§ **WORK TO COMPLETE**:
Restate all of the entries exactly, dropping any pictures they hold.

— START OF DATASET —

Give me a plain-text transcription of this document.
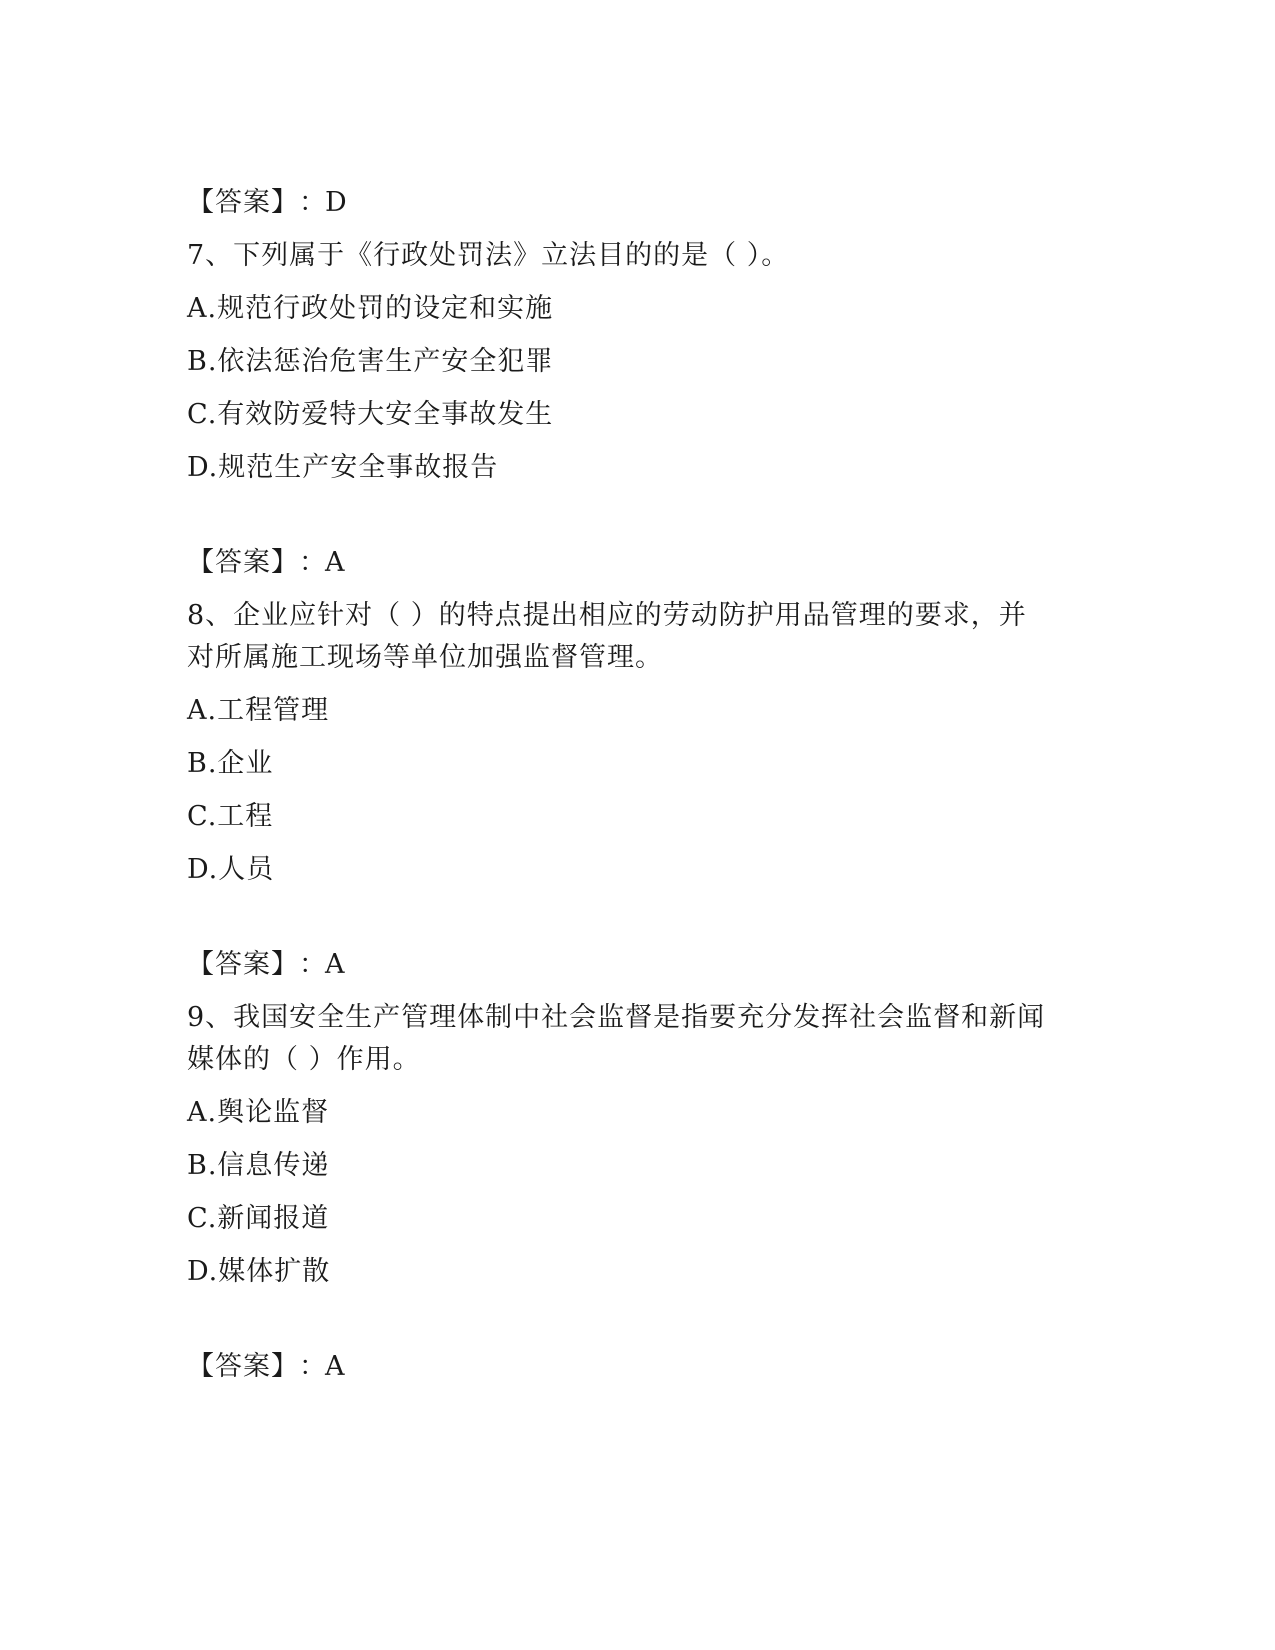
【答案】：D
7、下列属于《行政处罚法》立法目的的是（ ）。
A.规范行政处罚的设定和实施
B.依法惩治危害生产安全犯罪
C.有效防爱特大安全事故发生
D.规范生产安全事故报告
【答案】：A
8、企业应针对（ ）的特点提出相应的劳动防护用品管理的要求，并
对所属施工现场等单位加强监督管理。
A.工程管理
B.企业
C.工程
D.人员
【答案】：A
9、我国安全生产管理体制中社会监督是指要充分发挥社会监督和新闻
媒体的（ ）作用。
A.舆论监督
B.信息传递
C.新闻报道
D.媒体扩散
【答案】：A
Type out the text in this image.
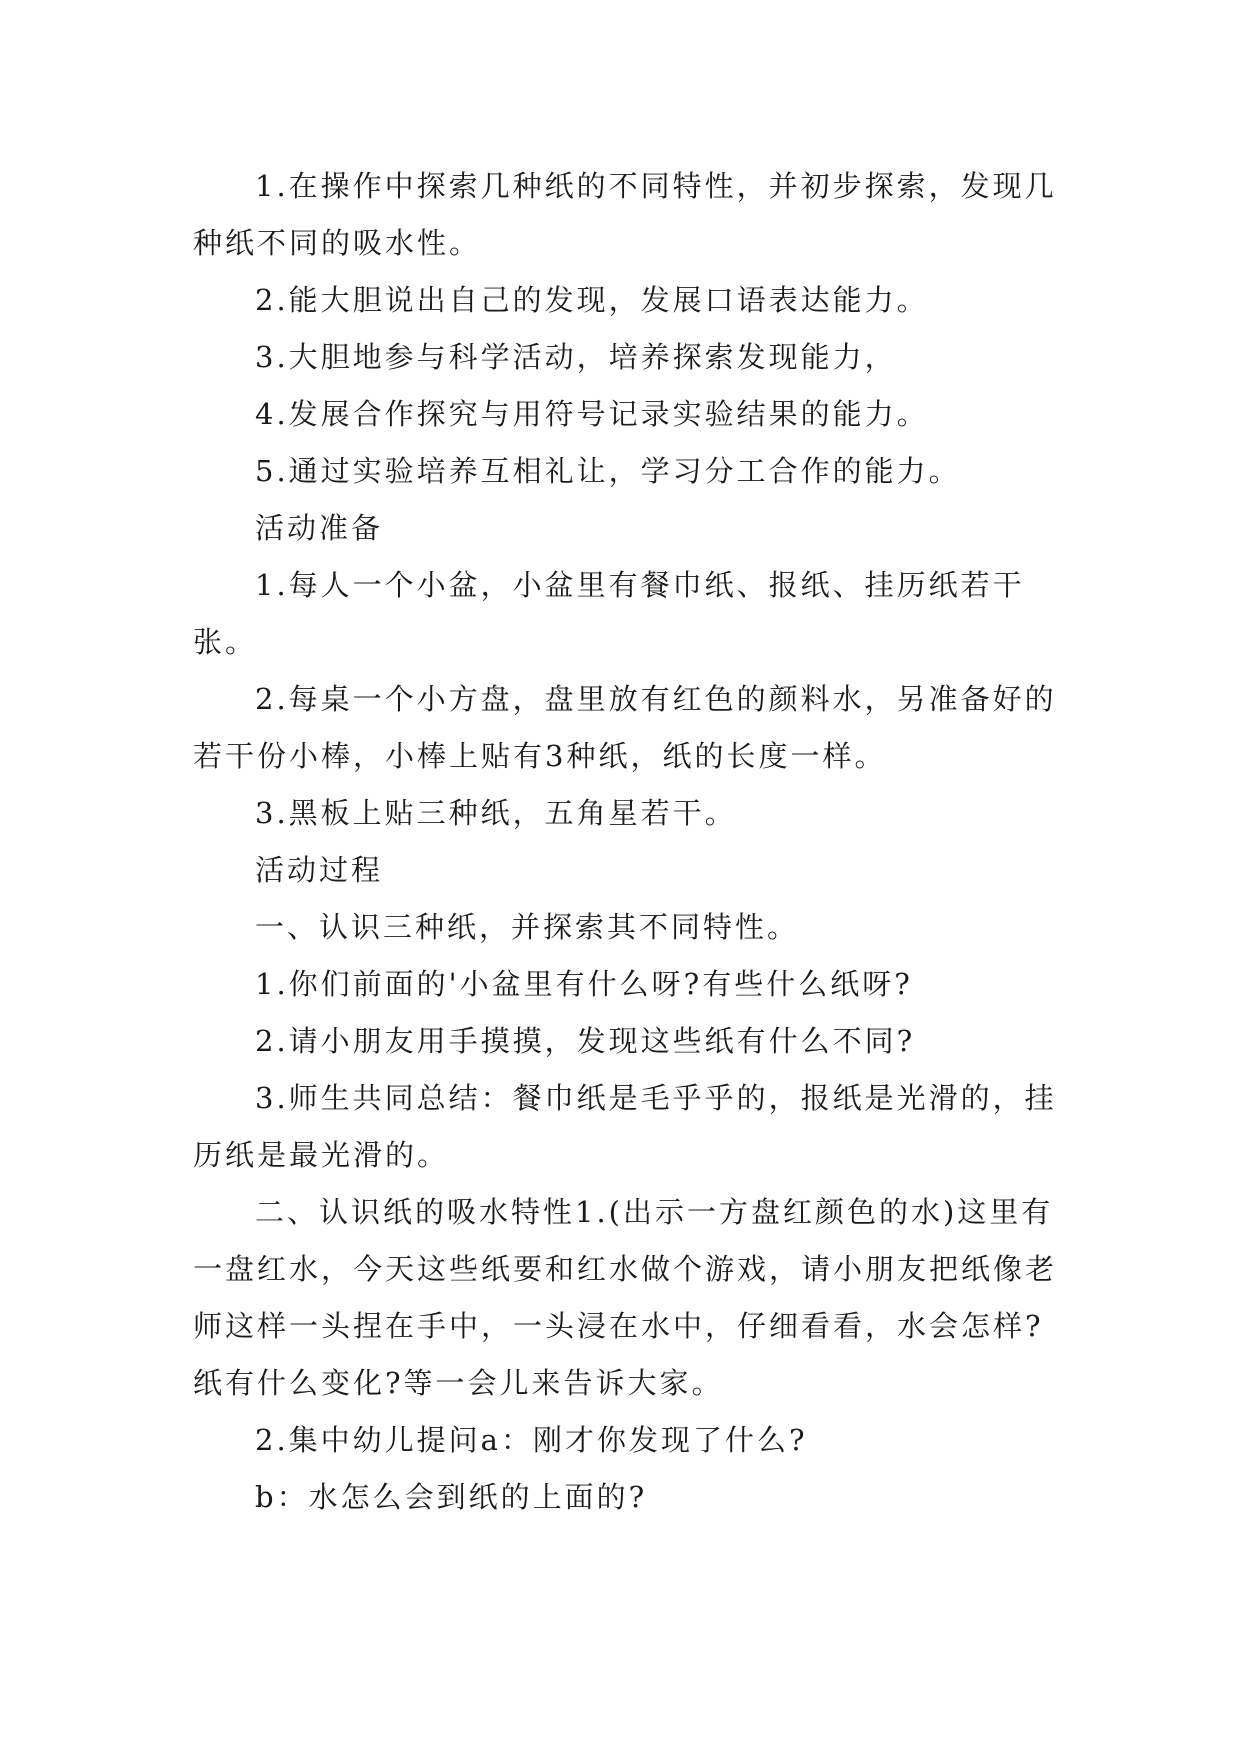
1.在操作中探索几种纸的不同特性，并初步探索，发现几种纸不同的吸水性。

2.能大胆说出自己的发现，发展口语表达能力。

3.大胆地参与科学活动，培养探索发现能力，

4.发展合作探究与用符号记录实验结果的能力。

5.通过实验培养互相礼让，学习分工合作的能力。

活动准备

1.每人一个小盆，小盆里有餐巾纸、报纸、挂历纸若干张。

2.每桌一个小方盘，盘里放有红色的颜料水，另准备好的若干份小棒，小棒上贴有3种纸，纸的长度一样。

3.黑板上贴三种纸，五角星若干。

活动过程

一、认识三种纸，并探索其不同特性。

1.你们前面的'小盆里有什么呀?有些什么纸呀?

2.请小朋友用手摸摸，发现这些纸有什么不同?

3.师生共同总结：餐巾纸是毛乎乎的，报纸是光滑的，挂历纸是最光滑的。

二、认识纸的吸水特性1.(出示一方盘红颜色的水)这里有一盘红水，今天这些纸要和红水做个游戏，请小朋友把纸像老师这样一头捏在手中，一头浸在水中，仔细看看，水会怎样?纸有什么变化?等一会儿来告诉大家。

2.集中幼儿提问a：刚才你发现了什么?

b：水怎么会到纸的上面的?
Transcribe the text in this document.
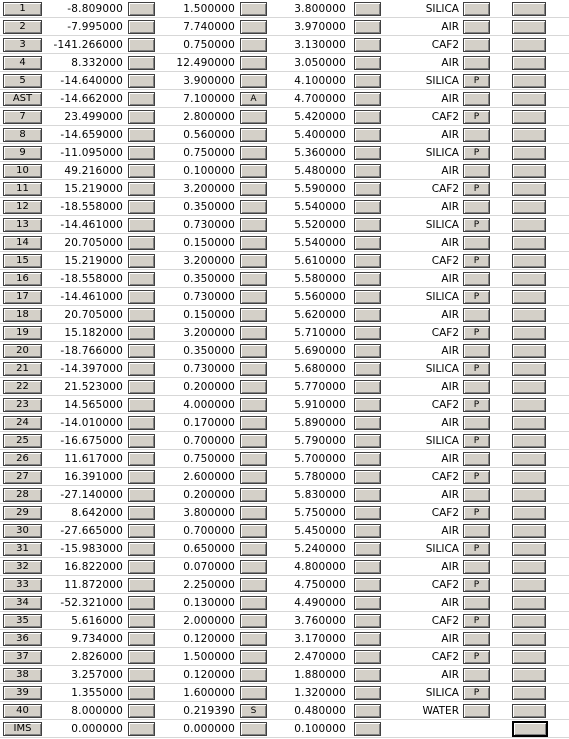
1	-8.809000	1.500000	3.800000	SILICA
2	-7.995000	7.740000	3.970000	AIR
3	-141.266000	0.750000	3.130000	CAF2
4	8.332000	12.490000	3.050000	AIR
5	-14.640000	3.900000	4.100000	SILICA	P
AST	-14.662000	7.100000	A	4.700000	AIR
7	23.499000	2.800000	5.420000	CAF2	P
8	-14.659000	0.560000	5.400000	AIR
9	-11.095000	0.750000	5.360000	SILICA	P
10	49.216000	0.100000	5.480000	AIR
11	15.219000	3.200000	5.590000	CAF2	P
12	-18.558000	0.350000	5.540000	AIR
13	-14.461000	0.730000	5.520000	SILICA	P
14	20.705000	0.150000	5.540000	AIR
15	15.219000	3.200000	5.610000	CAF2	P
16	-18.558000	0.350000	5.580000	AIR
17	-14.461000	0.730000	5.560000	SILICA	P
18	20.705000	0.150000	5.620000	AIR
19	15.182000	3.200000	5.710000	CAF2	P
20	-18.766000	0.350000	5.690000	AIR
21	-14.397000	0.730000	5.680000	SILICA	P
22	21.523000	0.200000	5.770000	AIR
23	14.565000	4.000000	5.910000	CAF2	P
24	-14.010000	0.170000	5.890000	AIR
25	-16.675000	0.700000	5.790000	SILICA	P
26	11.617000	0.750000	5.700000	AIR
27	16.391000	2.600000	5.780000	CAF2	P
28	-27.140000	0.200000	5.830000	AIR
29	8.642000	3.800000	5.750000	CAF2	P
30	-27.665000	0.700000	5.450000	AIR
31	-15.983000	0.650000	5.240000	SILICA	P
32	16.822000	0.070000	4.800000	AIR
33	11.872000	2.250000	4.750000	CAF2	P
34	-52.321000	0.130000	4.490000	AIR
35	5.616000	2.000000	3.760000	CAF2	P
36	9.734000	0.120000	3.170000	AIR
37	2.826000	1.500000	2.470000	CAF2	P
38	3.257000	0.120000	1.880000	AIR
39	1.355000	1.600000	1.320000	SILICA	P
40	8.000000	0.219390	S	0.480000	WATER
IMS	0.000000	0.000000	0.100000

— END OF DATASET —

§ **EXERCISE RESULT**:
Give me a plain-text transcription of this document.
【答案】：D
7、下列属于《行政处罚法》立法目的的是（ ）。
A.规范行政处罚的设定和实施
B.依法惩治危害生产安全犯罪
C.有效防爱特大安全事故发生
D.规范生产安全事故报告
【答案】：A
8、企业应针对（ ）的特点提出相应的劳动防护用品管理的要求，并
对所属施工现场等单位加强监督管理。
A.工程管理
B.企业
C.工程
D.人员
【答案】：A
9、我国安全生产管理体制中社会监督是指要充分发挥社会监督和新闻
媒体的（ ）作用。
A.舆论监督
B.信息传递
C.新闻报道
D.媒体扩散
【答案】：A
Type out the text in this image.
1.在操作中探索几种纸的不同特性，并初步探索，发现几种纸不同的吸水性。

2.能大胆说出自己的发现，发展口语表达能力。

3.大胆地参与科学活动，培养探索发现能力，

4.发展合作探究与用符号记录实验结果的能力。

5.通过实验培养互相礼让，学习分工合作的能力。

活动准备

1.每人一个小盆，小盆里有餐巾纸、报纸、挂历纸若干张。

2.每桌一个小方盘，盘里放有红色的颜料水，另准备好的若干份小棒，小棒上贴有3种纸，纸的长度一样。

3.黑板上贴三种纸，五角星若干。

活动过程

一、认识三种纸，并探索其不同特性。

1.你们前面的'小盆里有什么呀?有些什么纸呀?

2.请小朋友用手摸摸，发现这些纸有什么不同?

3.师生共同总结：餐巾纸是毛乎乎的，报纸是光滑的，挂历纸是最光滑的。

二、认识纸的吸水特性1.(出示一方盘红颜色的水)这里有一盘红水，今天这些纸要和红水做个游戏，请小朋友把纸像老师这样一头捏在手中，一头浸在水中，仔细看看，水会怎样?纸有什么变化?等一会儿来告诉大家。

2.集中幼儿提问a：刚才你发现了什么?

b：水怎么会到纸的上面的?
Transcribe the text in this document.
1	-8.809000	1.500000	3.800000	SILICA
2	-7.995000	7.740000	3.970000	AIR
3	-141.266000	0.750000	3.130000	CAF2
4	8.332000	12.490000	3.050000	AIR
5	-14.640000	3.900000	4.100000	SILICA	P
AST	-14.662000	7.100000	A	4.700000	AIR
7	23.499000	2.800000	5.420000	CAF2	P
8	-14.659000	0.560000	5.400000	AIR
9	-11.095000	0.750000	5.360000	SILICA	P
10	49.216000	0.100000	5.480000	AIR
11	15.219000	3.200000	5.590000	CAF2	P
12	-18.558000	0.350000	5.540000	AIR
13	-14.461000	0.730000	5.520000	SILICA	P
14	20.705000	0.150000	5.540000	AIR
15	15.219000	3.200000	5.610000	CAF2	P
16	-18.558000	0.350000	5.580000	AIR
17	-14.461000	0.730000	5.560000	SILICA	P
18	20.705000	0.150000	5.620000	AIR
19	15.182000	3.200000	5.710000	CAF2	P
20	-18.766000	0.350000	5.690000	AIR
21	-14.397000	0.730000	5.680000	SILICA	P
22	21.523000	0.200000	5.770000	AIR
23	14.565000	4.000000	5.910000	CAF2	P
24	-14.010000	0.170000	5.890000	AIR
25	-16.675000	0.700000	5.790000	SILICA	P
26	11.617000	0.750000	5.700000	AIR
27	16.391000	2.600000	5.780000	CAF2	P
28	-27.140000	0.200000	5.830000	AIR
29	8.642000	3.800000	5.750000	CAF2	P
30	-27.665000	0.700000	5.450000	AIR
31	-15.983000	0.650000	5.240000	SILICA	P
32	16.822000	0.070000	4.800000	AIR
33	11.872000	2.250000	4.750000	CAF2	P
34	-52.321000	0.130000	4.490000	AIR
35	5.616000	2.000000	3.760000	CAF2	P
36	9.734000	0.120000	3.170000	AIR
37	2.826000	1.500000	2.470000	CAF2	P
38	3.257000	0.120000	1.880000	AIR
39	1.355000	1.600000	1.320000	SILICA	P
40	8.000000	0.219390	S	0.480000	WATER
IMS	0.000000	0.000000	0.100000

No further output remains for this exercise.